What number of lines in the material contain the word "详见询价文件"? Give that number alone.

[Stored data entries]
------------------------------------
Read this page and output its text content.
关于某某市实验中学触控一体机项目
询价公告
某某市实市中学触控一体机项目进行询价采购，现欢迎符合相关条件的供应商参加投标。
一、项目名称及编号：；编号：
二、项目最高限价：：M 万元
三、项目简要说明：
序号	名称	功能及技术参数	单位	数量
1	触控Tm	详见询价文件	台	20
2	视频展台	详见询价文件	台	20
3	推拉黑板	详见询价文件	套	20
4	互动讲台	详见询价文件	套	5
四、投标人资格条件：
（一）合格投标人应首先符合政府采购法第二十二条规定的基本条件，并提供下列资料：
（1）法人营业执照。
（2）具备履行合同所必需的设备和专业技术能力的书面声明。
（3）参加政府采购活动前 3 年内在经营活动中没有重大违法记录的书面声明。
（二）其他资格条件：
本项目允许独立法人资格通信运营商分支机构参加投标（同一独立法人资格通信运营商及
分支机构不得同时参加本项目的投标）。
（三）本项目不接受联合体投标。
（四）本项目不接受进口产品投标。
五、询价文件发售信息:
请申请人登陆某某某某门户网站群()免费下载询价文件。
------------------------------------
Expected answer
4